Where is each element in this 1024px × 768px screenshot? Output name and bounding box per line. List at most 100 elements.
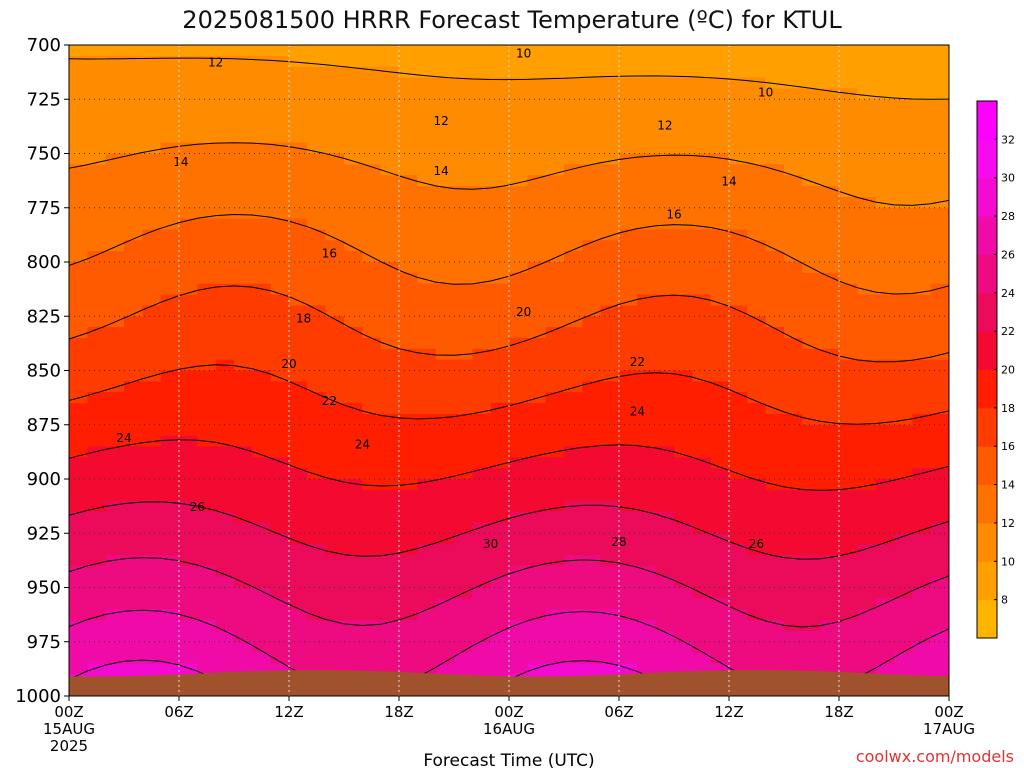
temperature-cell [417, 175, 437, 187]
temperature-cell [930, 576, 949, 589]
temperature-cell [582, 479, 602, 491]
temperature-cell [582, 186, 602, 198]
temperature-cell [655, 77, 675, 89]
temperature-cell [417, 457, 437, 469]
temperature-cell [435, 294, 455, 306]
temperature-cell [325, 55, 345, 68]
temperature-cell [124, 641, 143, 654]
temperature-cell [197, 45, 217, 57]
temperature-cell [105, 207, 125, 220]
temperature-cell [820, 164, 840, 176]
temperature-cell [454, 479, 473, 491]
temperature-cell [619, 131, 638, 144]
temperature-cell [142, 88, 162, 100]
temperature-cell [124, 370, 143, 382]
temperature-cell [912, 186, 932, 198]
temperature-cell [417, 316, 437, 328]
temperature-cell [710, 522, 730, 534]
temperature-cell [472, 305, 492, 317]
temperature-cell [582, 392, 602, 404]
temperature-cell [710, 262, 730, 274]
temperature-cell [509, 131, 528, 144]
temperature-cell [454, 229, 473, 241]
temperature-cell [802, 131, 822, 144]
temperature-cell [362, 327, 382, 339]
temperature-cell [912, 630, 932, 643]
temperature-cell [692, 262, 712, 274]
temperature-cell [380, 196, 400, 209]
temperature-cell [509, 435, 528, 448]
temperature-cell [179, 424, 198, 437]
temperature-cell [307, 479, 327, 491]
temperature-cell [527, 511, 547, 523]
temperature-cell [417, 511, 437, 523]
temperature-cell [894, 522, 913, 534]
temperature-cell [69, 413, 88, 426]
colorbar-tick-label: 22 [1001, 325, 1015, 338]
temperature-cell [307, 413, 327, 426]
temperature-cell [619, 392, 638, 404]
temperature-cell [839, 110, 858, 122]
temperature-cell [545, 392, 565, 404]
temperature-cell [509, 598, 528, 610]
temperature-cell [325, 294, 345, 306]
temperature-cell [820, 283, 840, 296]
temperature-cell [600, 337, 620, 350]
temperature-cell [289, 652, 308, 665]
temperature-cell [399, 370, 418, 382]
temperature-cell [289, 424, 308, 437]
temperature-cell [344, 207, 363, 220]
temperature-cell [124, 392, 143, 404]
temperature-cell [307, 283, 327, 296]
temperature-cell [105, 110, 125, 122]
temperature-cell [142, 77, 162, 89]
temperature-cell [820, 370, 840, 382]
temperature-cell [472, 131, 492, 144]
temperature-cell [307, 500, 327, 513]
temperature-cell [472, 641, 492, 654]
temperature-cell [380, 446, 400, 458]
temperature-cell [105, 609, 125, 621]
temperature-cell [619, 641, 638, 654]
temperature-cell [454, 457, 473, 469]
- - - - -
Exercise objective = Convert all of the data above into a Markdown table with two columns, Row and Entry: the line number goes in Row and the line itself goes in Entry. Skip blank lines and leave out the pictures.

Response to the task =
| Row | Entry |
|---|---|
| 1 | Where is each element in this 1024px × 768px screenshot? Output name and bounding box per line. List at most 100 elements. |
| 2 | temperature-cell [417, 175, 437, 187] |
| 3 | temperature-cell [930, 576, 949, 589] |
| 4 | temperature-cell [582, 479, 602, 491] |
| 5 | temperature-cell [582, 186, 602, 198] |
| 6 | temperature-cell [655, 77, 675, 89] |
| 7 | temperature-cell [417, 457, 437, 469] |
| 8 | temperature-cell [435, 294, 455, 306] |
| 9 | temperature-cell [325, 55, 345, 68] |
| 10 | temperature-cell [124, 641, 143, 654] |
| 11 | temperature-cell [197, 45, 217, 57] |
| 12 | temperature-cell [105, 207, 125, 220] |
| 13 | temperature-cell [820, 164, 840, 176] |
| 14 | temperature-cell [454, 479, 473, 491] |
| 15 | temperature-cell [619, 131, 638, 144] |
| 16 | temperature-cell [142, 88, 162, 100] |
| 17 | temperature-cell [124, 370, 143, 382] |
| 18 | temperature-cell [912, 186, 932, 198] |
| 19 | temperature-cell [417, 316, 437, 328] |
| 20 | temperature-cell [710, 522, 730, 534] |
| 21 | temperature-cell [472, 305, 492, 317] |
| 22 | temperature-cell [582, 392, 602, 404] |
| 23 | temperature-cell [710, 262, 730, 274] |
| 24 | temperature-cell [509, 131, 528, 144] |
| 25 | temperature-cell [454, 229, 473, 241] |
| 26 | temperature-cell [802, 131, 822, 144] |
| 27 | temperature-cell [362, 327, 382, 339] |
| 28 | temperature-cell [912, 630, 932, 643] |
| 29 | temperature-cell [692, 262, 712, 274] |
| 30 | temperature-cell [380, 196, 400, 209] |
| 31 | temperature-cell [509, 435, 528, 448] |
| 32 | temperature-cell [179, 424, 198, 437] |
| 33 | temperature-cell [307, 479, 327, 491] |
| 34 | temperature-cell [527, 511, 547, 523] |
| 35 | temperature-cell [417, 511, 437, 523] |
| 36 | temperature-cell [894, 522, 913, 534] |
| 37 | temperature-cell [69, 413, 88, 426] |
| 38 | colorbar-tick-label: 22 [1001, 325, 1015, 338] |
| 39 | temperature-cell [307, 413, 327, 426] |
| 40 | temperature-cell [619, 392, 638, 404] |
| 41 | temperature-cell [839, 110, 858, 122] |
| 42 | temperature-cell [545, 392, 565, 404] |
| 43 | temperature-cell [509, 598, 528, 610] |
| 44 | temperature-cell [325, 294, 345, 306] |
| 45 | temperature-cell [820, 283, 840, 296] |
| 46 | temperature-cell [600, 337, 620, 350] |
| 47 | temperature-cell [289, 652, 308, 665] |
| 48 | temperature-cell [399, 370, 418, 382] |
| 49 | temperature-cell [289, 424, 308, 437] |
| 50 | temperature-cell [344, 207, 363, 220] |
| 51 | temperature-cell [124, 392, 143, 404] |
| 52 | temperature-cell [307, 283, 327, 296] |
| 53 | temperature-cell [105, 110, 125, 122] |
| 54 | temperature-cell [142, 77, 162, 89] |
| 55 | temperature-cell [820, 370, 840, 382] |
| 56 | temperature-cell [472, 131, 492, 144] |
| 57 | temperature-cell [307, 500, 327, 513] |
| 58 | temperature-cell [472, 641, 492, 654] |
| 59 | temperature-cell [380, 446, 400, 458] |
| 60 | temperature-cell [105, 609, 125, 621] |
| 61 | temperature-cell [619, 641, 638, 654] |
| 62 | temperature-cell [454, 457, 473, 469] |